A block of data

┄┄┄┄┄┄┄┄┄┄┄┄┄┄┄┄┄┄┄┄

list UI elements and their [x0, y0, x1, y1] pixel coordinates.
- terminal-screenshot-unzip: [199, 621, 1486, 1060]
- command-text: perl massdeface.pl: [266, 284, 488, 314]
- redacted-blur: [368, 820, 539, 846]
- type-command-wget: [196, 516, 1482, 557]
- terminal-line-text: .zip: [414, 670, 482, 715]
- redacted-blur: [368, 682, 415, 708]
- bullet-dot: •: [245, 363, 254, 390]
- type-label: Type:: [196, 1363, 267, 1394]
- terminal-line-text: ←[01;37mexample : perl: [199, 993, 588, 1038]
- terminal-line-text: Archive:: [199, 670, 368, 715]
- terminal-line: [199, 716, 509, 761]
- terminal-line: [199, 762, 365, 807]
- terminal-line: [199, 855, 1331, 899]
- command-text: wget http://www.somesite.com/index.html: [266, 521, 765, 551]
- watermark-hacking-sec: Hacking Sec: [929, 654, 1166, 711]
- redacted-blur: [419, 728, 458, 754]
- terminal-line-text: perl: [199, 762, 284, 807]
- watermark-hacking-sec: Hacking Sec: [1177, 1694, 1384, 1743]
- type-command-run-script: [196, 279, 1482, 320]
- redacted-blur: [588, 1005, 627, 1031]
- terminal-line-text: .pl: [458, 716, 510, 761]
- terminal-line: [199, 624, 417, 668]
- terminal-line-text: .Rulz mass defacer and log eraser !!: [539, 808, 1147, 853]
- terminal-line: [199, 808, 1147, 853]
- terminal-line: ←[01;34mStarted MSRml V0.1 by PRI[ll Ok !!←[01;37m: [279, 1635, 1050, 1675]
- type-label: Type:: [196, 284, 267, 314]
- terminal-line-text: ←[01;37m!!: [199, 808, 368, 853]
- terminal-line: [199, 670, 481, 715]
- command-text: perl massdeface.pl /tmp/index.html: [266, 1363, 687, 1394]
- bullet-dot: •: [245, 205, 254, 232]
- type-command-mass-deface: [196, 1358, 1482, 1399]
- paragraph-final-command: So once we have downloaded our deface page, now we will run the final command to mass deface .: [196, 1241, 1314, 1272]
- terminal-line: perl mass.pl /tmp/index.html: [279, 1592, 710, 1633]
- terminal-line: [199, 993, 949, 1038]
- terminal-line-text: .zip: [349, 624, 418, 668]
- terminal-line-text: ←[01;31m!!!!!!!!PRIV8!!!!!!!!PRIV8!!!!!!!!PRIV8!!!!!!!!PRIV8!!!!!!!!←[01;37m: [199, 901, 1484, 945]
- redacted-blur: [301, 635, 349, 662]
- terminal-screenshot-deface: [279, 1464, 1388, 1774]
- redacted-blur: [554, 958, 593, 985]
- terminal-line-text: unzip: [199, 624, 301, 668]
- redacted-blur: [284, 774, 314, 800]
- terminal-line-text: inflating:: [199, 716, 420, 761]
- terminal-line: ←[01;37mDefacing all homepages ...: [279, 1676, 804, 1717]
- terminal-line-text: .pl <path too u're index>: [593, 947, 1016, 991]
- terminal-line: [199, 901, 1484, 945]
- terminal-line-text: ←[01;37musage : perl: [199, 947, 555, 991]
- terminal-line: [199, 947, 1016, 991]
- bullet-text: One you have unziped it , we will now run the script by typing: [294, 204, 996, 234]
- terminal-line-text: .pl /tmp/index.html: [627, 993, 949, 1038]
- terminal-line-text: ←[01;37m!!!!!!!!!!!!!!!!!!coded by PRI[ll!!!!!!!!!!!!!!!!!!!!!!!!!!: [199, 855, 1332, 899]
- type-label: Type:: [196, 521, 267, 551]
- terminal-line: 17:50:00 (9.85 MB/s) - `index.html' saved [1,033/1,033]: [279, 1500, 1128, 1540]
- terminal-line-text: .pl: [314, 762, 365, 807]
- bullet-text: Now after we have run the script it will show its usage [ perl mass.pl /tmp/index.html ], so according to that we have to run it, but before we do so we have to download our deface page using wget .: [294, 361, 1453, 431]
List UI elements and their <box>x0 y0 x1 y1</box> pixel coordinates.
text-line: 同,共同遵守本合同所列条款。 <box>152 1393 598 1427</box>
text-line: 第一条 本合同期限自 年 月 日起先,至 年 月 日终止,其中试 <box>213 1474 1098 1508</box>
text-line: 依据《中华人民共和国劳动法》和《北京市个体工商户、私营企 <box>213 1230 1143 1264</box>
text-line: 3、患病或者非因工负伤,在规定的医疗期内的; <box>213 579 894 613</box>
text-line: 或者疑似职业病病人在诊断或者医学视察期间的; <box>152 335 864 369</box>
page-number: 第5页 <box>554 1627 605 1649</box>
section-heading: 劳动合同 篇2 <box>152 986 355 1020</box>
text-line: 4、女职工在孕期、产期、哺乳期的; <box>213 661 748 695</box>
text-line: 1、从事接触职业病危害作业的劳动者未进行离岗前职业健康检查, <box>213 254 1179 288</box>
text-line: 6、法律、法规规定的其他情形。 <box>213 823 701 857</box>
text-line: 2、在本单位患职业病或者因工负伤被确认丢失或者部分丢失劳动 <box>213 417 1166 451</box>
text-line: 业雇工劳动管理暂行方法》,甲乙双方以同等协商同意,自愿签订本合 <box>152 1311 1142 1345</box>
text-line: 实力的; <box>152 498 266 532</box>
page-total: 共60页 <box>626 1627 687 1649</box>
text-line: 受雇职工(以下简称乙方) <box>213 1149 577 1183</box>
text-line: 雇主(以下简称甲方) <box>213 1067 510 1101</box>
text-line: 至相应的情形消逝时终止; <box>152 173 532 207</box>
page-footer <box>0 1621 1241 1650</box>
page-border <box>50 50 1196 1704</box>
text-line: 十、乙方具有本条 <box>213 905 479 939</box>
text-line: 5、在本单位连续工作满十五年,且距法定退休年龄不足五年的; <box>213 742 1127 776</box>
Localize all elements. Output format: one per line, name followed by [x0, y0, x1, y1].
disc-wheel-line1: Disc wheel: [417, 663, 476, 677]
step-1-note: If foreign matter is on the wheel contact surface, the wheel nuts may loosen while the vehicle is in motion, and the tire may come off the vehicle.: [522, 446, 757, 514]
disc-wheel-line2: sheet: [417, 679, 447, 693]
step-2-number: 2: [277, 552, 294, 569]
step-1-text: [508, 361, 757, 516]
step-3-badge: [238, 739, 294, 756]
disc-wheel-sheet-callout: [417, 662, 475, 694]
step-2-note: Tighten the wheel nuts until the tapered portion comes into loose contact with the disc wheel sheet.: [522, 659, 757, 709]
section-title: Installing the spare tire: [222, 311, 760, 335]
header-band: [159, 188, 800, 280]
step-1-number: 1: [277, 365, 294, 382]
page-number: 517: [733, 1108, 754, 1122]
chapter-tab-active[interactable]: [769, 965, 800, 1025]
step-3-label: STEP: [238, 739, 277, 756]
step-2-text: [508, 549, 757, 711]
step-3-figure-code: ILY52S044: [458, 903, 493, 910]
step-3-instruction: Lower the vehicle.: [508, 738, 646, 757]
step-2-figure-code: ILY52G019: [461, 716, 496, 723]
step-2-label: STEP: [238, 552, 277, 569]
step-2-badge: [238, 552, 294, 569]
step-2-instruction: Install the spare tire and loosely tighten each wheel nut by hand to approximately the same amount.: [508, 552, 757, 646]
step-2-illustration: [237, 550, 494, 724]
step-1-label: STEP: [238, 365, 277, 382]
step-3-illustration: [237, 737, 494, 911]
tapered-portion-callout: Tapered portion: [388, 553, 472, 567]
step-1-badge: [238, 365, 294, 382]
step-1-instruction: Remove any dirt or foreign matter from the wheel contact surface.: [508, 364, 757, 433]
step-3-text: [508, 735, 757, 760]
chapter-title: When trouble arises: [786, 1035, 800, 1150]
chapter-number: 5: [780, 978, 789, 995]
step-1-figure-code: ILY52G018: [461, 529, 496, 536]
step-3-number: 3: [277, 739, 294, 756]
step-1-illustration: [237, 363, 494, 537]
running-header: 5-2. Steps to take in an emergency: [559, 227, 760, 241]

┄┄┄┄┄┄┄┄┄┄┄┄┄┄┄┄┄┄┄┄

Given instruction: Rewrite the rows from the start of the block through the line containing "- type-command-run-script: [196, 279, 1482, 320]" as a JSON list of strings, one string per line, with blank lines left out.

Solution:
[
  "list UI elements and their [x0, y0, x1, y1] pixel coordinates.",
  "- terminal-screenshot-unzip: [199, 621, 1486, 1060]",
  "- command-text: perl massdeface.pl: [266, 284, 488, 314]",
  "- redacted-blur: [368, 820, 539, 846]",
  "- type-command-wget: [196, 516, 1482, 557]",
  "- terminal-line-text: .zip: [414, 670, 482, 715]",
  "- redacted-blur: [368, 682, 415, 708]",
  "- bullet-dot: •: [245, 363, 254, 390]",
  "- type-label: Type:: [196, 1363, 267, 1394]",
  "- terminal-line-text: ←[01;37mexample : perl: [199, 993, 588, 1038]",
  "- terminal-line-text: Archive:: [199, 670, 368, 715]",
  "- terminal-line: [199, 716, 509, 761]",
  "- terminal-line: [199, 762, 365, 807]",
  "- terminal-line: [199, 855, 1331, 899]",
  "- command-text: wget http://www.somesite.com/index.html: [266, 521, 765, 551]",
  "- watermark-hacking-sec: Hacking Sec: [929, 654, 1166, 711]",
  "- redacted-blur: [419, 728, 458, 754]",
  "- terminal-line-text: perl: [199, 762, 284, 807]",
  "- watermark-hacking-sec: Hacking Sec: [1177, 1694, 1384, 1743]",
  "- type-command-run-script: [196, 279, 1482, 320]"
]